**REQUIRED TASK:**
Among the lines below, how many carry the string "Coleridge"? Reply with a number and nothing else.

Entries taken from a collection
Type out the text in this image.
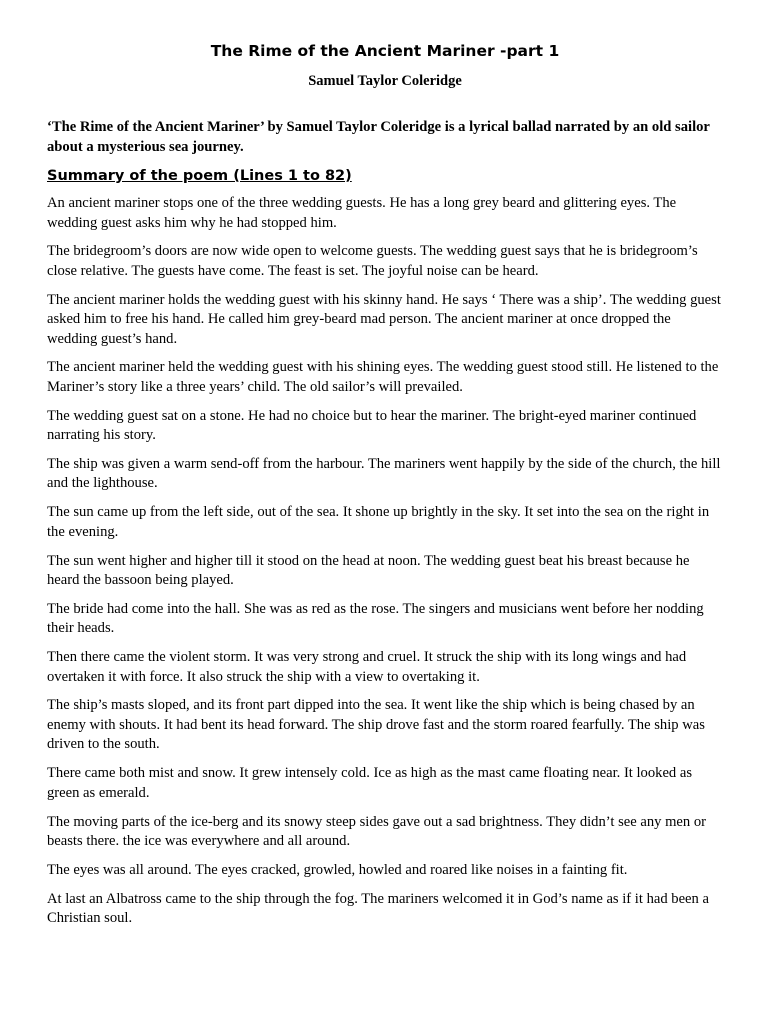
The Rime of the Ancient Mariner -part 1

Samuel Taylor Coleridge

‘The Rime of the Ancient Mariner’ by Samuel Taylor Coleridge is a lyrical ballad narrated by an old sailor about a mysterious sea journey.

Summary of the poem (Lines 1 to 82)

An ancient mariner stops one of the three wedding guests. He has a long grey beard and glittering eyes. The wedding guest asks him why he had stopped him.

The bridegroom’s doors are now wide open to welcome guests. The wedding guest says that he is bridegroom’s close relative. The guests have come. The feast is set. The joyful noise can be heard.

The ancient mariner holds the wedding guest with his skinny hand. He says ‘ There was a ship’. The wedding guest asked him to free his hand. He called him grey-beard mad person. The ancient mariner at once dropped the wedding guest’s hand.

The ancient mariner held the wedding guest with his shining eyes. The wedding guest stood still. He listened to the Mariner’s story like a three years’ child. The old sailor’s will prevailed.

The wedding guest sat on a stone. He had no choice but to hear the mariner. The bright-eyed mariner continued narrating his story.

The ship was given a warm send-off from the harbour. The mariners went happily by the side of the church, the hill and the lighthouse.

The sun came up from the left side, out of the sea. It shone up brightly in the sky. It set into the sea on the right in the evening.

The sun went higher and higher till it stood on the head at noon. The wedding guest beat his breast because he heard the bassoon being played.

The bride had come into the hall. She was as red as the rose. The singers and musicians went before her nodding their heads.

Then there came the violent storm. It was very strong and cruel. It struck the ship with its long wings and had overtaken it with force. It also struck the ship with a view to overtaking it.

The ship’s masts sloped, and its front part dipped into the sea. It went like the ship which is being chased by an enemy with shouts. It had bent its head forward. The ship drove fast and the storm roared fearfully. The ship was driven to the south.

There came both mist and snow. It grew intensely cold. Ice as high as the mast came floating near. It looked as green as emerald.

The moving parts of the ice-berg and its snowy steep sides gave out a sad brightness. They didn’t see any men or beasts there. the ice was everywhere and all around.

The eyes was all around. The eyes cracked, growled, howled and roared like noises in a fainting fit.

At last an Albatross came to the ship through the fog. The mariners welcomed it in God’s name as if it had been a Christian soul.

**ANSWER FOR THIS EXERCISE:**
2